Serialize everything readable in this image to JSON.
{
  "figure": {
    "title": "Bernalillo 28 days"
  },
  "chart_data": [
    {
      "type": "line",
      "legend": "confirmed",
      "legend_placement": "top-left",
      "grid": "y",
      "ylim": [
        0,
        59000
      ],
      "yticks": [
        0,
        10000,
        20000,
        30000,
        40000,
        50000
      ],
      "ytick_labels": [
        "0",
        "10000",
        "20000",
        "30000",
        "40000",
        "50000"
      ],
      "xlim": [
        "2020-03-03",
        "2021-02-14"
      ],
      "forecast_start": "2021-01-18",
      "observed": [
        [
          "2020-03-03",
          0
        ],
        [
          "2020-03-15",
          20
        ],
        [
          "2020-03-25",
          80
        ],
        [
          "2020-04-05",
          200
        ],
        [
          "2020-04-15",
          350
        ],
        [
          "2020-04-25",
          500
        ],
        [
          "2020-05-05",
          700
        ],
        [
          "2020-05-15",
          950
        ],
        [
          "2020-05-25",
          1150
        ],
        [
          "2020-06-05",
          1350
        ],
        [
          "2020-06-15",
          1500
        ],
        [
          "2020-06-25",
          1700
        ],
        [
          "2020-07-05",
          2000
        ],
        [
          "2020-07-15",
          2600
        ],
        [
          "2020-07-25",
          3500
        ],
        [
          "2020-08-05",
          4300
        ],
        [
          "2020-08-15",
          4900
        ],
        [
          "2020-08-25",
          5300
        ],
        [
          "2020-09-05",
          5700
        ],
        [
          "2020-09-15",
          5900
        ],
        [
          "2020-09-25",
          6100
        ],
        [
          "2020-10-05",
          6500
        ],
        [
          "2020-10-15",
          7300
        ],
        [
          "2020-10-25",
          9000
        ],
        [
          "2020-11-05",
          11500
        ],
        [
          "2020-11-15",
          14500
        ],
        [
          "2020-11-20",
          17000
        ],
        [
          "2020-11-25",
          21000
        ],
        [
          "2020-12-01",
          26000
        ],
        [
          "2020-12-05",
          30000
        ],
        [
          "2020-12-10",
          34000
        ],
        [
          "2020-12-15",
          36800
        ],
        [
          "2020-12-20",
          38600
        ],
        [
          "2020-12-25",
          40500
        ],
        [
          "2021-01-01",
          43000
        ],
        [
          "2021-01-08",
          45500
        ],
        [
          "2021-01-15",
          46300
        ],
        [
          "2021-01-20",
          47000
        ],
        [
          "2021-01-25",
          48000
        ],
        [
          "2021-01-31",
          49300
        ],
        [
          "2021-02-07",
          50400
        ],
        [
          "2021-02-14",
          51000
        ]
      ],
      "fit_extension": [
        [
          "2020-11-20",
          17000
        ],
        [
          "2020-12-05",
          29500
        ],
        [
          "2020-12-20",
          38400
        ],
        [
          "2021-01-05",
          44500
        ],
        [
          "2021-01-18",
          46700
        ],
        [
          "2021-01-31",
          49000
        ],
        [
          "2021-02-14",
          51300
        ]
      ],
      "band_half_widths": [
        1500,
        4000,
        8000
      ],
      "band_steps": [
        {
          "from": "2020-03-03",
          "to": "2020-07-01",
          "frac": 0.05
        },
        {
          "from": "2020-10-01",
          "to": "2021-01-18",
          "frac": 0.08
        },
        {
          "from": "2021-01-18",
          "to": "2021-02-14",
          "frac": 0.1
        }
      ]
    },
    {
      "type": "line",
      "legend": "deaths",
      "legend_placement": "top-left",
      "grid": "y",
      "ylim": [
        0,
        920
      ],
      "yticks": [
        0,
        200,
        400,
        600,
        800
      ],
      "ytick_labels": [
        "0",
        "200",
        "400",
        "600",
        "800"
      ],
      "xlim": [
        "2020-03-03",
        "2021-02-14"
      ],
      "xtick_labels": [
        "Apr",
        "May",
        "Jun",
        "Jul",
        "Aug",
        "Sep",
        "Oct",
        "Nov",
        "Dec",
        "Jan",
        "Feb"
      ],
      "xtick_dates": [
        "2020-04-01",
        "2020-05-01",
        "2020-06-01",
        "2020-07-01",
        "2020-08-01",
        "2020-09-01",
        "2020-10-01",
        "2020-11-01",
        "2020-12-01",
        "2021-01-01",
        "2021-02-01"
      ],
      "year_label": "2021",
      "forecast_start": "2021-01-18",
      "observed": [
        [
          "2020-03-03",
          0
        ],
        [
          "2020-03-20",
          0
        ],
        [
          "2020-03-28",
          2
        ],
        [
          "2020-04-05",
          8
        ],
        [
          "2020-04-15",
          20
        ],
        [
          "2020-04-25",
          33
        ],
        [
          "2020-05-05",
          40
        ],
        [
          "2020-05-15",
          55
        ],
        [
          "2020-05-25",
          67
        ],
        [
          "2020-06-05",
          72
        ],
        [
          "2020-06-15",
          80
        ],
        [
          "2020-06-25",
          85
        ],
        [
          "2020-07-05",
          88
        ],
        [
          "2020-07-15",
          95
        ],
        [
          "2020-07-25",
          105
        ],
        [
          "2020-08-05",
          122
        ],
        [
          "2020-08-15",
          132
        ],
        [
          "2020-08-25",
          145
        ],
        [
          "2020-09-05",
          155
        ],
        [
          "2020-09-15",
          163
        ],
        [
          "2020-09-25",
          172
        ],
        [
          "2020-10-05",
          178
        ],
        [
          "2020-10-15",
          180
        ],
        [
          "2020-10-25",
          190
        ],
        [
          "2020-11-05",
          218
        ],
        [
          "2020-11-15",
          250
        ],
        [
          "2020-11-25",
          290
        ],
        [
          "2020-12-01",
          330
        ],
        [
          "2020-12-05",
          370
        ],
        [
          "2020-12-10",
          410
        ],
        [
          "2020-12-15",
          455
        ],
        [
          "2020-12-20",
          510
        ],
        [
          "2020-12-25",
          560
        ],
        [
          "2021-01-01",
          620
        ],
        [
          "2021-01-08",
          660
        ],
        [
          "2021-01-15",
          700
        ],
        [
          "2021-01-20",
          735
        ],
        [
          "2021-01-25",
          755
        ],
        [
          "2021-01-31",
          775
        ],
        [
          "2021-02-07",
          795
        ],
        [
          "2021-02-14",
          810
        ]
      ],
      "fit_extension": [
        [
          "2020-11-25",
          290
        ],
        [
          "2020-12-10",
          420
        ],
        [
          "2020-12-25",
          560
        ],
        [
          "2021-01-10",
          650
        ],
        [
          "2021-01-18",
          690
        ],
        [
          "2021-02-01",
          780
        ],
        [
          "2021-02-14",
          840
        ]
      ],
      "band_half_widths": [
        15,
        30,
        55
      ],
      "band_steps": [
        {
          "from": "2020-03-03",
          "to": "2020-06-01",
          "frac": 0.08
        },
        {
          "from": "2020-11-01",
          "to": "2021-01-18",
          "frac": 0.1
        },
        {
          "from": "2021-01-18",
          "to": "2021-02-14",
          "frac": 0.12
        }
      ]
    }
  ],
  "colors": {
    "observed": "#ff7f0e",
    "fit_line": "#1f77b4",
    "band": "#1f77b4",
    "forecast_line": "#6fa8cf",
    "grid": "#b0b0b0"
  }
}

## What is expected:
Write down every line of the data exactly as it appears above.

## Result of this task:
Serialize everything readable in this image to JSON.
{
  "figure": {
    "title": "Bernalillo 28 days"
  },
  "chart_data": [
    {
      "type": "line",
      "legend": "confirmed",
      "legend_placement": "top-left",
      "grid": "y",
      "ylim": [
        0,
        59000
      ],
      "yticks": [
        0,
        10000,
        20000,
        30000,
        40000,
        50000
      ],
      "ytick_labels": [
        "0",
        "10000",
        "20000",
        "30000",
        "40000",
        "50000"
      ],
      "xlim": [
        "2020-03-03",
        "2021-02-14"
      ],
      "forecast_start": "2021-01-18",
      "observed": [
        [
          "2020-03-03",
          0
        ],
        [
          "2020-03-15",
          20
        ],
        [
          "2020-03-25",
          80
        ],
        [
          "2020-04-05",
          200
        ],
        [
          "2020-04-15",
          350
        ],
        [
          "2020-04-25",
          500
        ],
        [
          "2020-05-05",
          700
        ],
        [
          "2020-05-15",
          950
        ],
        [
          "2020-05-25",
          1150
        ],
        [
          "2020-06-05",
          1350
        ],
        [
          "2020-06-15",
          1500
        ],
        [
          "2020-06-25",
          1700
        ],
        [
          "2020-07-05",
          2000
        ],
        [
          "2020-07-15",
          2600
        ],
        [
          "2020-07-25",
          3500
        ],
        [
          "2020-08-05",
          4300
        ],
        [
          "2020-08-15",
          4900
        ],
        [
          "2020-08-25",
          5300
        ],
        [
          "2020-09-05",
          5700
        ],
        [
          "2020-09-15",
          5900
        ],
        [
          "2020-09-25",
          6100
        ],
        [
          "2020-10-05",
          6500
        ],
        [
          "2020-10-15",
          7300
        ],
        [
          "2020-10-25",
          9000
        ],
        [
          "2020-11-05",
          11500
        ],
        [
          "2020-11-15",
          14500
        ],
        [
          "2020-11-20",
          17000
        ],
        [
          "2020-11-25",
          21000
        ],
        [
          "2020-12-01",
          26000
        ],
        [
          "2020-12-05",
          30000
        ],
        [
          "2020-12-10",
          34000
        ],
        [
          "2020-12-15",
          36800
        ],
        [
          "2020-12-20",
          38600
        ],
        [
          "2020-12-25",
          40500
        ],
        [
          "2021-01-01",
          43000
        ],
        [
          "2021-01-08",
          45500
        ],
        [
          "2021-01-15",
          46300
        ],
        [
          "2021-01-20",
          47000
        ],
        [
          "2021-01-25",
          48000
        ],
        [
          "2021-01-31",
          49300
        ],
        [
          "2021-02-07",
          50400
        ],
        [
          "2021-02-14",
          51000
        ]
      ],
      "fit_extension": [
        [
          "2020-11-20",
          17000
        ],
        [
          "2020-12-05",
          29500
        ],
        [
          "2020-12-20",
          38400
        ],
        [
          "2021-01-05",
          44500
        ],
        [
          "2021-01-18",
          46700
        ],
        [
          "2021-01-31",
          49000
        ],
        [
          "2021-02-14",
          51300
        ]
      ],
      "band_half_widths": [
        1500,
        4000,
        8000
      ],
      "band_steps": [
        {
          "from": "2020-03-03",
          "to": "2020-07-01",
          "frac": 0.05
        },
        {
          "from": "2020-10-01",
          "to": "2021-01-18",
          "frac": 0.08
        },
        {
          "from": "2021-01-18",
          "to": "2021-02-14",
          "frac": 0.1
        }
      ]
    },
    {
      "type": "line",
      "legend": "deaths",
      "legend_placement": "top-left",
      "grid": "y",
      "ylim": [
        0,
        920
      ],
      "yticks": [
        0,
        200,
        400,
        600,
        800
      ],
      "ytick_labels": [
        "0",
        "200",
        "400",
        "600",
        "800"
      ],
      "xlim": [
        "2020-03-03",
        "2021-02-14"
      ],
      "xtick_labels": [
        "Apr",
        "May",
        "Jun",
        "Jul",
        "Aug",
        "Sep",
        "Oct",
        "Nov",
        "Dec",
        "Jan",
        "Feb"
      ],
      "xtick_dates": [
        "2020-04-01",
        "2020-05-01",
        "2020-06-01",
        "2020-07-01",
        "2020-08-01",
        "2020-09-01",
        "2020-10-01",
        "2020-11-01",
        "2020-12-01",
        "2021-01-01",
        "2021-02-01"
      ],
      "year_label": "2021",
      "forecast_start": "2021-01-18",
      "observed": [
        [
          "2020-03-03",
          0
        ],
        [
          "2020-03-20",
          0
        ],
        [
          "2020-03-28",
          2
        ],
        [
          "2020-04-05",
          8
        ],
        [
          "2020-04-15",
          20
        ],
        [
          "2020-04-25",
          33
        ],
        [
          "2020-05-05",
          40
        ],
        [
          "2020-05-15",
          55
        ],
        [
          "2020-05-25",
          67
        ],
        [
          "2020-06-05",
          72
        ],
        [
          "2020-06-15",
          80
        ],
        [
          "2020-06-25",
          85
        ],
        [
          "2020-07-05",
          88
        ],
        [
          "2020-07-15",
          95
        ],
        [
          "2020-07-25",
          105
        ],
        [
          "2020-08-05",
          122
        ],
        [
          "2020-08-15",
          132
        ],
        [
          "2020-08-25",
          145
        ],
        [
          "2020-09-05",
          155
        ],
        [
          "2020-09-15",
          163
        ],
        [
          "2020-09-25",
          172
        ],
        [
          "2020-10-05",
          178
        ],
        [
          "2020-10-15",
          180
        ],
        [
          "2020-10-25",
          190
        ],
        [
          "2020-11-05",
          218
        ],
        [
          "2020-11-15",
          250
        ],
        [
          "2020-11-25",
          290
        ],
        [
          "2020-12-01",
          330
        ],
        [
          "2020-12-05",
          370
        ],
        [
          "2020-12-10",
          410
        ],
        [
          "2020-12-15",
          455
        ],
        [
          "2020-12-20",
          510
        ],
        [
          "2020-12-25",
          560
        ],
        [
          "2021-01-01",
          620
        ],
        [
          "2021-01-08",
          660
        ],
        [
          "2021-01-15",
          700
        ],
        [
          "2021-01-20",
          735
        ],
        [
          "2021-01-25",
          755
        ],
        [
          "2021-01-31",
          775
        ],
        [
          "2021-02-07",
          795
        ],
        [
          "2021-02-14",
          810
        ]
      ],
      "fit_extension": [
        [
          "2020-11-25",
          290
        ],
        [
          "2020-12-10",
          420
        ],
        [
          "2020-12-25",
          560
        ],
        [
          "2021-01-10",
          650
        ],
        [
          "2021-01-18",
          690
        ],
        [
          "2021-02-01",
          780
        ],
        [
          "2021-02-14",
          840
        ]
      ],
      "band_half_widths": [
        15,
        30,
        55
      ],
      "band_steps": [
        {
          "from": "2020-03-03",
          "to": "2020-06-01",
          "frac": 0.08
        },
        {
          "from": "2020-11-01",
          "to": "2021-01-18",
          "frac": 0.1
        },
        {
          "from": "2021-01-18",
          "to": "2021-02-14",
          "frac": 0.12
        }
      ]
    }
  ],
  "colors": {
    "observed": "#ff7f0e",
    "fit_line": "#1f77b4",
    "band": "#1f77b4",
    "forecast_line": "#6fa8cf",
    "grid": "#b0b0b0"
  }
}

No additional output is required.